>> start TASK INPUTS

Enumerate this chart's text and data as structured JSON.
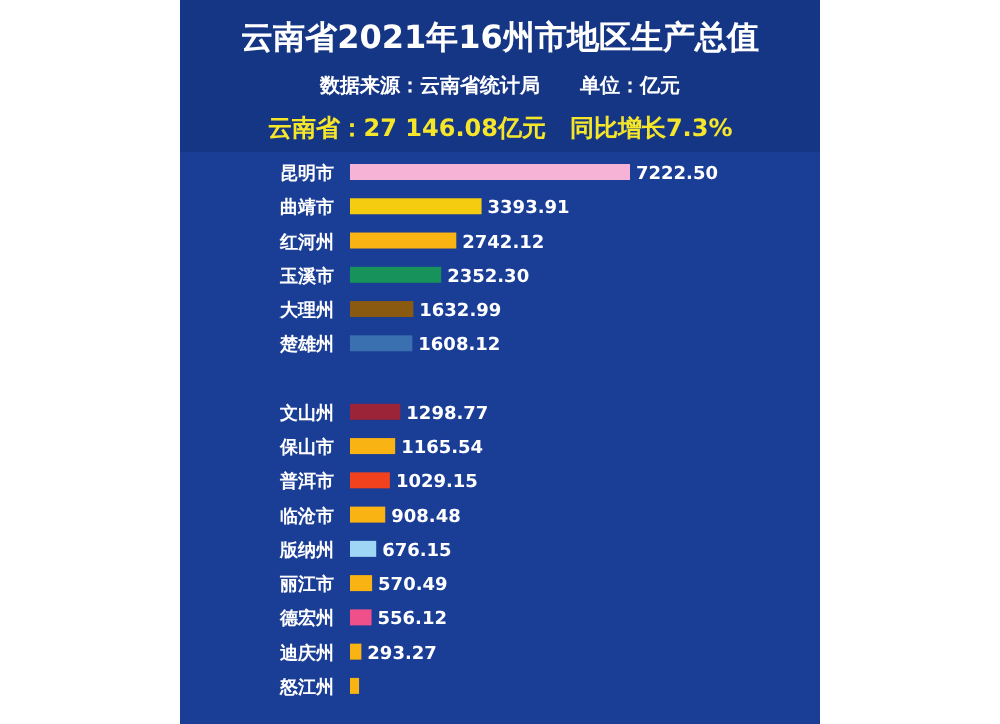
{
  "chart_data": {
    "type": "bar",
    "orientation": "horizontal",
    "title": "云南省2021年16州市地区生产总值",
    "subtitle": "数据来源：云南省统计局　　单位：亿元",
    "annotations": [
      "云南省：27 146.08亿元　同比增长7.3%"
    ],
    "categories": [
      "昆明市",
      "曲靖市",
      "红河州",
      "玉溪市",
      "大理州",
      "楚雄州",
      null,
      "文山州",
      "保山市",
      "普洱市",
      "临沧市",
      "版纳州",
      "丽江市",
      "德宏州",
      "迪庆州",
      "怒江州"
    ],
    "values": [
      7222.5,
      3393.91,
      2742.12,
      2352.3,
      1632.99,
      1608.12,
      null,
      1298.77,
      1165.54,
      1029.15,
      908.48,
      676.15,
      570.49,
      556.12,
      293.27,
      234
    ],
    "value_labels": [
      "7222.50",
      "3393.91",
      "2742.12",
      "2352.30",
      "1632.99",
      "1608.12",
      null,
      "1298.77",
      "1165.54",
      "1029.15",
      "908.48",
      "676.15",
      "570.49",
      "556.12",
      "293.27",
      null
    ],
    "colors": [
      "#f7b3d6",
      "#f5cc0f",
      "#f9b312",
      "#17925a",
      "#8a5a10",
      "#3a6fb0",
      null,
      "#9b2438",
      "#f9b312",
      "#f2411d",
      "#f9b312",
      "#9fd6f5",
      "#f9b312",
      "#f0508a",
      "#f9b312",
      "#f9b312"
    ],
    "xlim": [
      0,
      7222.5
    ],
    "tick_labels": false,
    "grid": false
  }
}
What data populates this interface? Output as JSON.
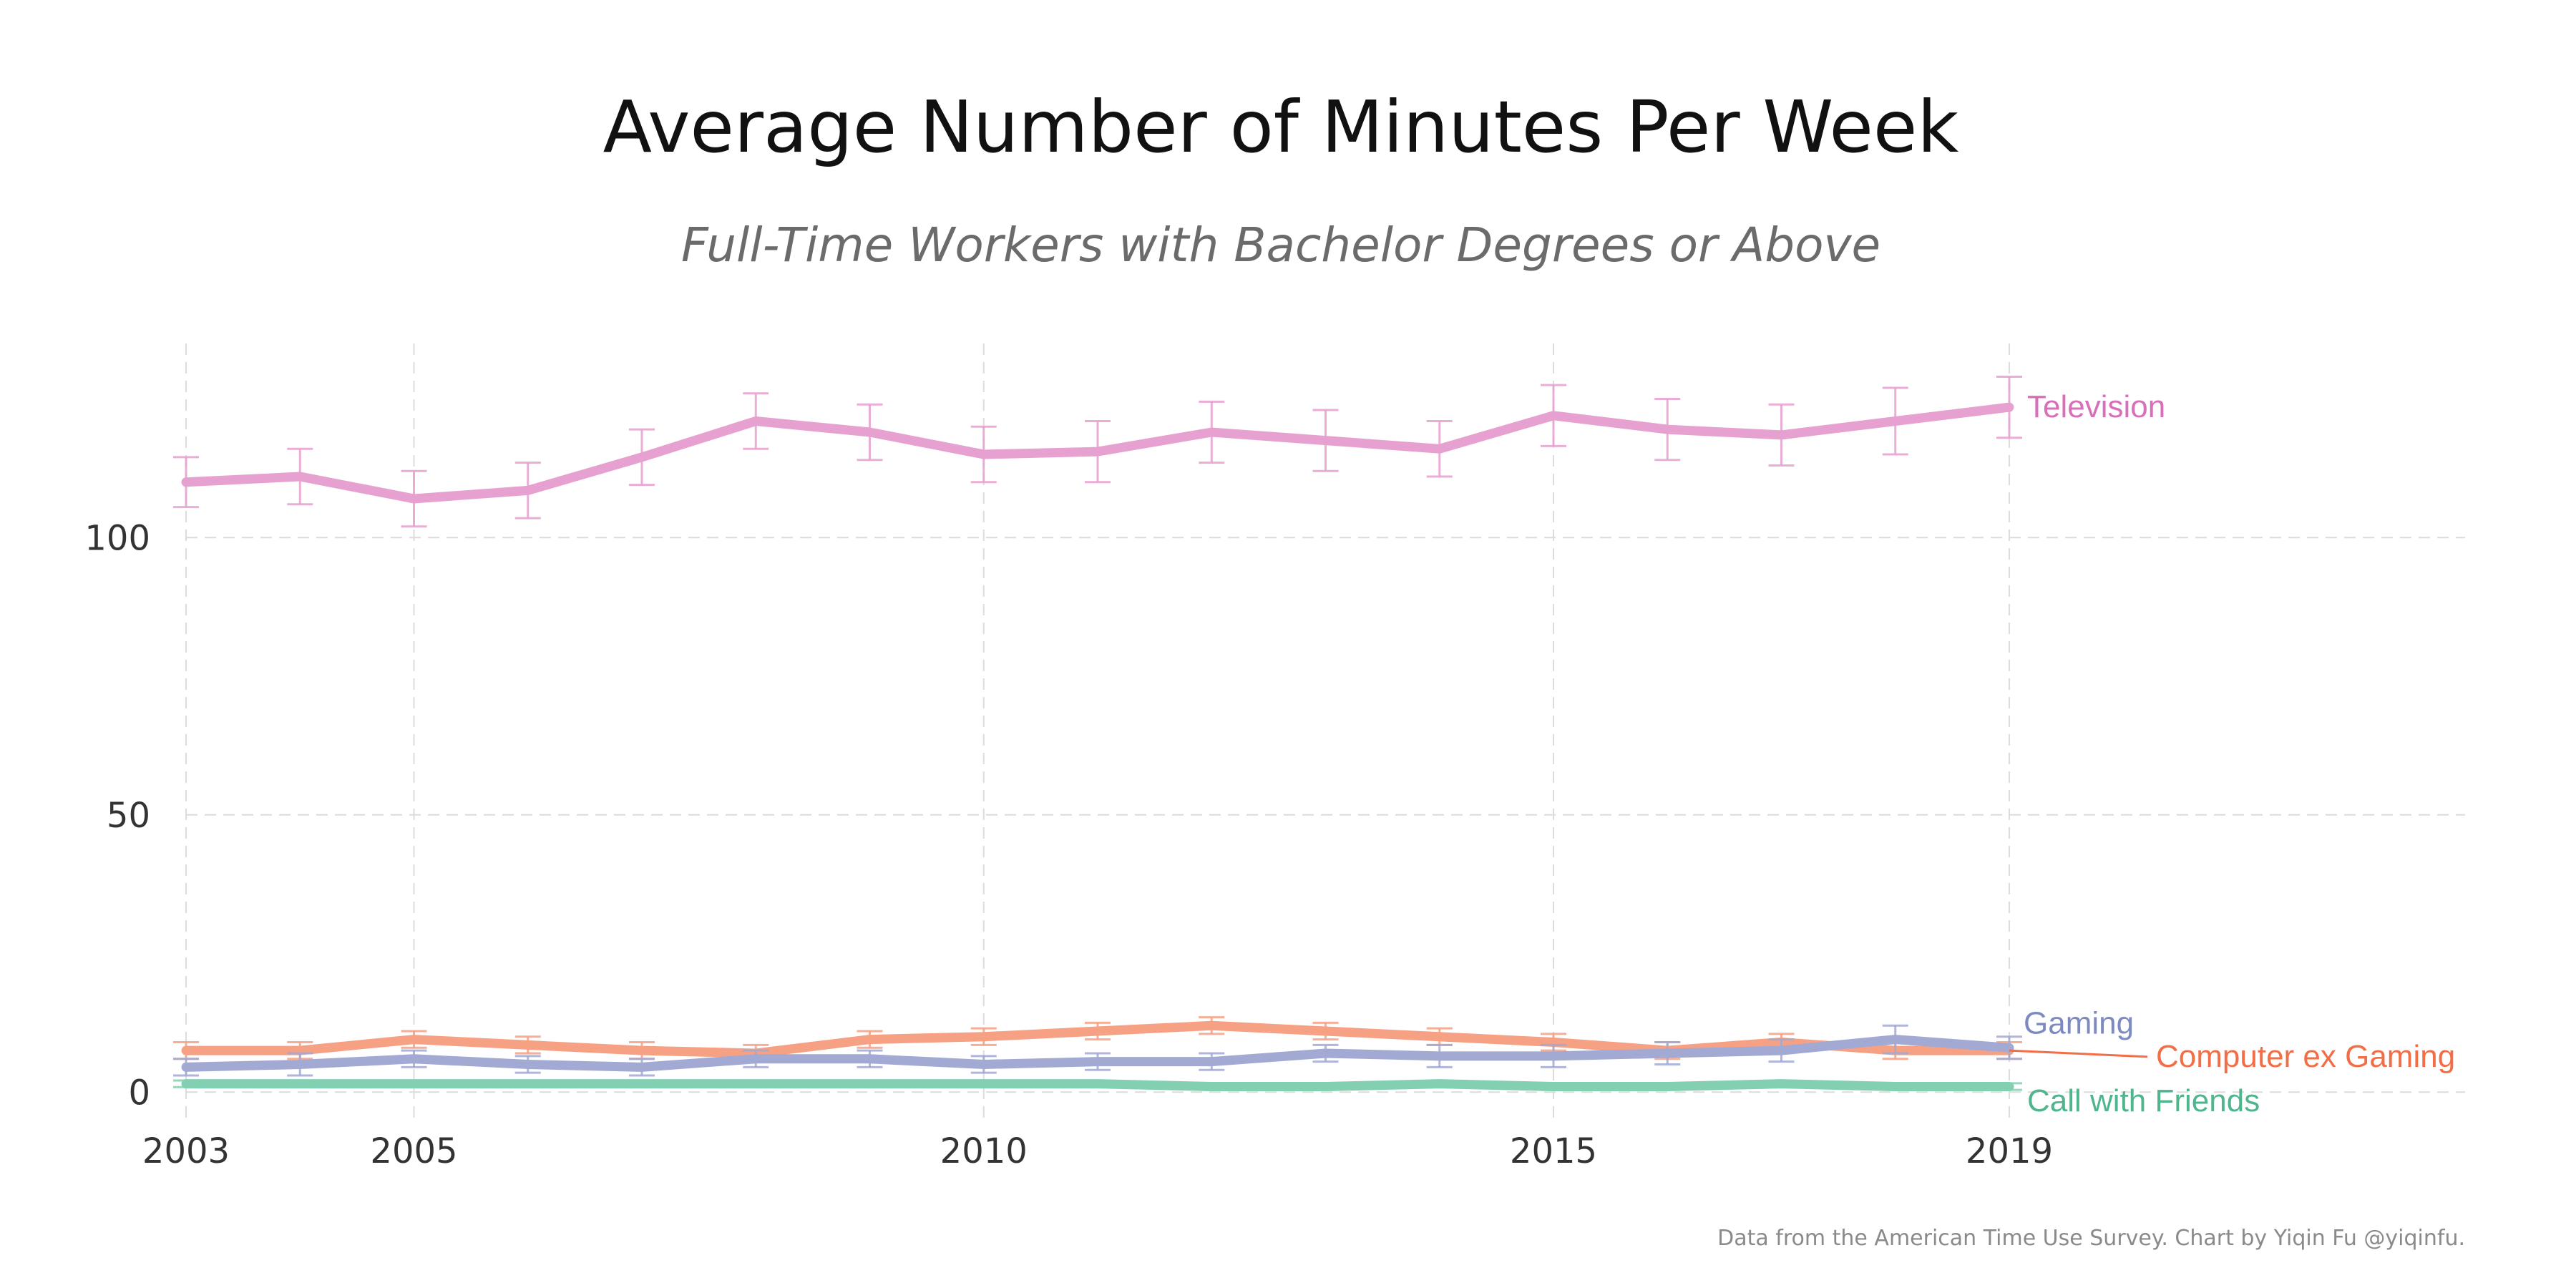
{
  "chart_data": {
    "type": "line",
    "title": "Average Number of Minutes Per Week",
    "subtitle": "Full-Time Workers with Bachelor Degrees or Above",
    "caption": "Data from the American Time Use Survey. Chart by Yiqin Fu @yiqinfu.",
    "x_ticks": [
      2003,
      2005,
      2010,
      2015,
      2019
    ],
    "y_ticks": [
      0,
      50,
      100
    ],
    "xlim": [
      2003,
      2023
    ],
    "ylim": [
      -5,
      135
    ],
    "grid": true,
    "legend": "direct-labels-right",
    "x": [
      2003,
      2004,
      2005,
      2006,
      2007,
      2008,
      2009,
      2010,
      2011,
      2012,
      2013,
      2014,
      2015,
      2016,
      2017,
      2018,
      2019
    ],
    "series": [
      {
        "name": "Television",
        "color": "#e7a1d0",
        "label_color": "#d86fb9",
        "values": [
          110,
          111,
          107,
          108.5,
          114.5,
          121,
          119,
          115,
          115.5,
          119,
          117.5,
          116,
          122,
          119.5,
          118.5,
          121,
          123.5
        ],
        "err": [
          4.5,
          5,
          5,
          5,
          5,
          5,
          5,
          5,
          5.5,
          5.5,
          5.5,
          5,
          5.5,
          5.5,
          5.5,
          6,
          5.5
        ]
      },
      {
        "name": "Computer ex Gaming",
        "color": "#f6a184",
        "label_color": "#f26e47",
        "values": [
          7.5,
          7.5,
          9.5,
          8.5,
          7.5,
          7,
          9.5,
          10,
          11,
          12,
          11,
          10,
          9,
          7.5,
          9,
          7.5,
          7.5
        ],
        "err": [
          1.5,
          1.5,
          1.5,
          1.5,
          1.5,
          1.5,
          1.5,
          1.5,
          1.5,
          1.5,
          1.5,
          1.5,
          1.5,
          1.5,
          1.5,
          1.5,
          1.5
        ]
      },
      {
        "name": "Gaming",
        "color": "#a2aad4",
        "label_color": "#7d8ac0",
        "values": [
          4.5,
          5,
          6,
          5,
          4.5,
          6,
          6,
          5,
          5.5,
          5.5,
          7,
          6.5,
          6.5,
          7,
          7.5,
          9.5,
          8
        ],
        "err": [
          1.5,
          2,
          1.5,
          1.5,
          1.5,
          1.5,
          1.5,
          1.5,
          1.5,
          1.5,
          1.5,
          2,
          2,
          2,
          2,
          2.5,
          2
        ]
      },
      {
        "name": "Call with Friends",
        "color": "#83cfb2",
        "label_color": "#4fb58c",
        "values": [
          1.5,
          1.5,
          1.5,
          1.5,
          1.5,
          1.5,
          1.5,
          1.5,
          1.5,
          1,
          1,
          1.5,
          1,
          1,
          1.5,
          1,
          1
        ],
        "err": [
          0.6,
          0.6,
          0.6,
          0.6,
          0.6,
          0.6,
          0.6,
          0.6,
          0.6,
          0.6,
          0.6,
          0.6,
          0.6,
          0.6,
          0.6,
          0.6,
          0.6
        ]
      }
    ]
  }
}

>> end TASK INPUTS

* [PROBLEM REQUIREMENTS] Can you retype every record above exactly, leaving out the pictures?

* [TASK RESULT]
Enumerate this chart's text and data as structured JSON.
{
  "chart_data": {
    "type": "bar",
    "orientation": "horizontal",
    "title": "云南省2021年16州市地区生产总值",
    "subtitle": "数据来源：云南省统计局　　单位：亿元",
    "annotations": [
      "云南省：27 146.08亿元　同比增长7.3%"
    ],
    "categories": [
      "昆明市",
      "曲靖市",
      "红河州",
      "玉溪市",
      "大理州",
      "楚雄州",
      null,
      "文山州",
      "保山市",
      "普洱市",
      "临沧市",
      "版纳州",
      "丽江市",
      "德宏州",
      "迪庆州",
      "怒江州"
    ],
    "values": [
      7222.5,
      3393.91,
      2742.12,
      2352.3,
      1632.99,
      1608.12,
      null,
      1298.77,
      1165.54,
      1029.15,
      908.48,
      676.15,
      570.49,
      556.12,
      293.27,
      234
    ],
    "value_labels": [
      "7222.50",
      "3393.91",
      "2742.12",
      "2352.30",
      "1632.99",
      "1608.12",
      null,
      "1298.77",
      "1165.54",
      "1029.15",
      "908.48",
      "676.15",
      "570.49",
      "556.12",
      "293.27",
      null
    ],
    "colors": [
      "#f7b3d6",
      "#f5cc0f",
      "#f9b312",
      "#17925a",
      "#8a5a10",
      "#3a6fb0",
      null,
      "#9b2438",
      "#f9b312",
      "#f2411d",
      "#f9b312",
      "#9fd6f5",
      "#f9b312",
      "#f0508a",
      "#f9b312",
      "#f9b312"
    ],
    "xlim": [
      0,
      7222.5
    ],
    "tick_labels": false,
    "grid": false
  }
}
What data populates this interface? Output as JSON.
{
  "chart_data": {
    "type": "line",
    "title": "Average Number of Minutes Per Week",
    "subtitle": "Full-Time Workers with Bachelor Degrees or Above",
    "caption": "Data from the American Time Use Survey. Chart by Yiqin Fu @yiqinfu.",
    "x_ticks": [
      2003,
      2005,
      2010,
      2015,
      2019
    ],
    "y_ticks": [
      0,
      50,
      100
    ],
    "xlim": [
      2003,
      2023
    ],
    "ylim": [
      -5,
      135
    ],
    "grid": true,
    "legend": "direct-labels-right",
    "x": [
      2003,
      2004,
      2005,
      2006,
      2007,
      2008,
      2009,
      2010,
      2011,
      2012,
      2013,
      2014,
      2015,
      2016,
      2017,
      2018,
      2019
    ],
    "series": [
      {
        "name": "Television",
        "color": "#e7a1d0",
        "label_color": "#d86fb9",
        "values": [
          110,
          111,
          107,
          108.5,
          114.5,
          121,
          119,
          115,
          115.5,
          119,
          117.5,
          116,
          122,
          119.5,
          118.5,
          121,
          123.5
        ],
        "err": [
          4.5,
          5,
          5,
          5,
          5,
          5,
          5,
          5,
          5.5,
          5.5,
          5.5,
          5,
          5.5,
          5.5,
          5.5,
          6,
          5.5
        ]
      },
      {
        "name": "Computer ex Gaming",
        "color": "#f6a184",
        "label_color": "#f26e47",
        "values": [
          7.5,
          7.5,
          9.5,
          8.5,
          7.5,
          7,
          9.5,
          10,
          11,
          12,
          11,
          10,
          9,
          7.5,
          9,
          7.5,
          7.5
        ],
        "err": [
          1.5,
          1.5,
          1.5,
          1.5,
          1.5,
          1.5,
          1.5,
          1.5,
          1.5,
          1.5,
          1.5,
          1.5,
          1.5,
          1.5,
          1.5,
          1.5,
          1.5
        ]
      },
      {
        "name": "Gaming",
        "color": "#a2aad4",
        "label_color": "#7d8ac0",
        "values": [
          4.5,
          5,
          6,
          5,
          4.5,
          6,
          6,
          5,
          5.5,
          5.5,
          7,
          6.5,
          6.5,
          7,
          7.5,
          9.5,
          8
        ],
        "err": [
          1.5,
          2,
          1.5,
          1.5,
          1.5,
          1.5,
          1.5,
          1.5,
          1.5,
          1.5,
          1.5,
          2,
          2,
          2,
          2,
          2.5,
          2
        ]
      },
      {
        "name": "Call with Friends",
        "color": "#83cfb2",
        "label_color": "#4fb58c",
        "values": [
          1.5,
          1.5,
          1.5,
          1.5,
          1.5,
          1.5,
          1.5,
          1.5,
          1.5,
          1,
          1,
          1.5,
          1,
          1,
          1.5,
          1,
          1
        ],
        "err": [
          0.6,
          0.6,
          0.6,
          0.6,
          0.6,
          0.6,
          0.6,
          0.6,
          0.6,
          0.6,
          0.6,
          0.6,
          0.6,
          0.6,
          0.6,
          0.6,
          0.6
        ]
      }
    ]
  }
}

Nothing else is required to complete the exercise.